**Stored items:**
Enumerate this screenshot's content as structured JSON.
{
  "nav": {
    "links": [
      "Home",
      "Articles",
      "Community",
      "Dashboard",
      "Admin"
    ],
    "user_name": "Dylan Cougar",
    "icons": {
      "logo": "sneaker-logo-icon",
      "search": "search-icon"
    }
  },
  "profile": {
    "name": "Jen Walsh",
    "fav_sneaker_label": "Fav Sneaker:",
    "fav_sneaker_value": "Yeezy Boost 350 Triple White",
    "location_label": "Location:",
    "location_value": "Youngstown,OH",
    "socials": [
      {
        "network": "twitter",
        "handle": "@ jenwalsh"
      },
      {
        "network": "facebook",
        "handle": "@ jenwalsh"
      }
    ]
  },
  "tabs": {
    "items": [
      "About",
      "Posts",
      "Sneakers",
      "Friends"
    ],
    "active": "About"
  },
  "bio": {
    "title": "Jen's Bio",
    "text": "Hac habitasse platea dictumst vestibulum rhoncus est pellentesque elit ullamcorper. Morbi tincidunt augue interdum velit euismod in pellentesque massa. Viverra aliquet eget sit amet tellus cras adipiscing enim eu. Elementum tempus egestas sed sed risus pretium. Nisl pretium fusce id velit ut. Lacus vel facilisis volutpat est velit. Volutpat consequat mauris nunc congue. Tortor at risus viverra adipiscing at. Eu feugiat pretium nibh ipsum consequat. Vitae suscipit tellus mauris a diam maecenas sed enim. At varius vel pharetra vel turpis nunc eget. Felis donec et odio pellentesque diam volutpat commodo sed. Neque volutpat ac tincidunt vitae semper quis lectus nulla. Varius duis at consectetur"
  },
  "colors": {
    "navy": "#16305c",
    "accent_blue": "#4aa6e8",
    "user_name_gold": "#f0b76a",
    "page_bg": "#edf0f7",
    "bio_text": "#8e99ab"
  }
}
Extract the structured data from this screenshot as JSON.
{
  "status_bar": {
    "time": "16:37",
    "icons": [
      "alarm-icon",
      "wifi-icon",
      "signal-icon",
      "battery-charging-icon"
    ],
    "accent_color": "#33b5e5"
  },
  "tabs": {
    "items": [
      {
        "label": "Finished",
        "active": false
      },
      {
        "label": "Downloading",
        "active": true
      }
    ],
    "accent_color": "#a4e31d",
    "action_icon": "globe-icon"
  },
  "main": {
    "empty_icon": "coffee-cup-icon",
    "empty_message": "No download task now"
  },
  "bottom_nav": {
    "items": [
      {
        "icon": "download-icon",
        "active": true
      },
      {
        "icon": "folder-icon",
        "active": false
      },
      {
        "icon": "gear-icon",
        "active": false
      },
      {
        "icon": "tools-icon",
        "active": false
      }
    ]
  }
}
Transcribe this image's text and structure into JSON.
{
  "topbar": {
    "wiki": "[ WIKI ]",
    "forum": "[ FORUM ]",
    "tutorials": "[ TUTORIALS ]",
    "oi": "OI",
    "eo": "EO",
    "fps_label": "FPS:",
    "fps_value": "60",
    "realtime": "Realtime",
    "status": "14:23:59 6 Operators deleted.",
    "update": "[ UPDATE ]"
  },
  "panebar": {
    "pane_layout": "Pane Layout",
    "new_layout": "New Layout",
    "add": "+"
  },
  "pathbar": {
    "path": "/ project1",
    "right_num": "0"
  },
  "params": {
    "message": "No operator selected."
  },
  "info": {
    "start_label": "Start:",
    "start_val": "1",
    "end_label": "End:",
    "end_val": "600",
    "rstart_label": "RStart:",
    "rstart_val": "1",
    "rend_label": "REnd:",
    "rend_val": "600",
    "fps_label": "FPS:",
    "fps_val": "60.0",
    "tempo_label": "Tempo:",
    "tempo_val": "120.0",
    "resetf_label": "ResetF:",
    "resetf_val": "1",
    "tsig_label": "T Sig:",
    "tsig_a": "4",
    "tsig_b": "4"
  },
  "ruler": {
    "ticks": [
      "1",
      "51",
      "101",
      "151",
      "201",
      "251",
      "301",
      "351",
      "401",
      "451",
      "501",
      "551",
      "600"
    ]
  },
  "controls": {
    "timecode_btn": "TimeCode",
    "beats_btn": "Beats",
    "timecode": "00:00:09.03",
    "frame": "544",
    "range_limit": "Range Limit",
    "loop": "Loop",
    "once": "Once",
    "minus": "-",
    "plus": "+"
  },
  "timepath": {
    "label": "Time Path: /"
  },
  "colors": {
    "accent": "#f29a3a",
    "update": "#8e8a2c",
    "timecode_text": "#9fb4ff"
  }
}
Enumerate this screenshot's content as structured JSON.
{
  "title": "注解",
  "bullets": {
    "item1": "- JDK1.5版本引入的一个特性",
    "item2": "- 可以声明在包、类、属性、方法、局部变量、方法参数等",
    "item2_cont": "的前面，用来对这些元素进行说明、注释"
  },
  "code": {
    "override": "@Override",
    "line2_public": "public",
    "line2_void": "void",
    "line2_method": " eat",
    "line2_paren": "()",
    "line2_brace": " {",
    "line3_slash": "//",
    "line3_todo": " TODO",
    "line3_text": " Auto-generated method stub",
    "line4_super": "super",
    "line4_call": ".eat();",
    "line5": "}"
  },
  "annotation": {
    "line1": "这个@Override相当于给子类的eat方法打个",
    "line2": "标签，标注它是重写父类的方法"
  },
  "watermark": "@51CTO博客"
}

**EXERCISE INSTRUCTIONS:**
Go through the data and gather every line that holds "JSON".

**RESULT FOR THIS EXERCISE:**
Enumerate this screenshot's content as structured JSON.
Extract the structured data from this screenshot as JSON.
Transcribe this image's text and structure into JSON.
Enumerate this screenshot's content as structured JSON.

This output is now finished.